[Saved entries]
------------

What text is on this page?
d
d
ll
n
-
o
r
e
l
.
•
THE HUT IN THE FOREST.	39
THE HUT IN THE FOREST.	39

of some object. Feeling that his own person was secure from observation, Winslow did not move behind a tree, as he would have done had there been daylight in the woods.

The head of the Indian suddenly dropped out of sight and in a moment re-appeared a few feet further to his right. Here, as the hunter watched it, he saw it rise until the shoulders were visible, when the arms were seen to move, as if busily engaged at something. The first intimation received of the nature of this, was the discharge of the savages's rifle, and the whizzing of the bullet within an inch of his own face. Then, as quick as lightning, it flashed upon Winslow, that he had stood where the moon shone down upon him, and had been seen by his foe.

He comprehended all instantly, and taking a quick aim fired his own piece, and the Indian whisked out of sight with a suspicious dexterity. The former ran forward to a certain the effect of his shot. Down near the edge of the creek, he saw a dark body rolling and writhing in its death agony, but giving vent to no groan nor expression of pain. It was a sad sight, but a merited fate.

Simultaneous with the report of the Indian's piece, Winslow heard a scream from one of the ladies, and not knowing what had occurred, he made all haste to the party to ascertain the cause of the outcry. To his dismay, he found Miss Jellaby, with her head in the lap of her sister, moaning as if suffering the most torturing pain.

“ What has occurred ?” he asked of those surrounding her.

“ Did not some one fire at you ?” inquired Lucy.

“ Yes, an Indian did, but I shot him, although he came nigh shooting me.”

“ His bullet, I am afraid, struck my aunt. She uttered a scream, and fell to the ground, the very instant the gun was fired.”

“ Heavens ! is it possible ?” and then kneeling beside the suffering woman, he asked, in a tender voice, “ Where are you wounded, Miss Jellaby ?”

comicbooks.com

------------

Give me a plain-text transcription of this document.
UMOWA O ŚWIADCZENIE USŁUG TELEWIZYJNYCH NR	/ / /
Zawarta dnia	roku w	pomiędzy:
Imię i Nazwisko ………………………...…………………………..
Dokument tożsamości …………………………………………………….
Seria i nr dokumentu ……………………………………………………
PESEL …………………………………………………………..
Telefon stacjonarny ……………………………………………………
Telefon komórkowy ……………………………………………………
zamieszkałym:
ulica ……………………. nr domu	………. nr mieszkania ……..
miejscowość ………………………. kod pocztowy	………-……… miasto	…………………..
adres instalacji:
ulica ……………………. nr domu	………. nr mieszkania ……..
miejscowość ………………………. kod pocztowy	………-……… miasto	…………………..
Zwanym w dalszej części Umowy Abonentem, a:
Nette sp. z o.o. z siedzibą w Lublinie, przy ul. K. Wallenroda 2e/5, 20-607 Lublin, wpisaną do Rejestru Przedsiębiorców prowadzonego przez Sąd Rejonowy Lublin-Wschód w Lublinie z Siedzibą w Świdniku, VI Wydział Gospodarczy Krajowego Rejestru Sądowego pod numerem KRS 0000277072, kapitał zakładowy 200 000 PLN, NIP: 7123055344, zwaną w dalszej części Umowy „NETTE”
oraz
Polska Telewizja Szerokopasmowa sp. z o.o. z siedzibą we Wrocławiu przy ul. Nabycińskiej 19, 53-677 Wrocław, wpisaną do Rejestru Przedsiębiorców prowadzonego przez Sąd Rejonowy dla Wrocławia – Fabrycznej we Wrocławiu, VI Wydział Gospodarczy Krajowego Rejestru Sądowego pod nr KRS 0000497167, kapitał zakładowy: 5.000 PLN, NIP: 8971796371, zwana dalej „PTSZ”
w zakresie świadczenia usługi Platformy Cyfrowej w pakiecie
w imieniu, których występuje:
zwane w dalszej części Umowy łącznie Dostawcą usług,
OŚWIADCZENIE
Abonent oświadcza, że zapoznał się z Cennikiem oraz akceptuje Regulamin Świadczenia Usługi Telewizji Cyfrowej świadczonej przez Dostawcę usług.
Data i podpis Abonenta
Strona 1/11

------------

**OBJECTIVE:** Counting only lines of the data above that hold "from", report the total and nothing else.

**WRITTEN ANSWER:** 2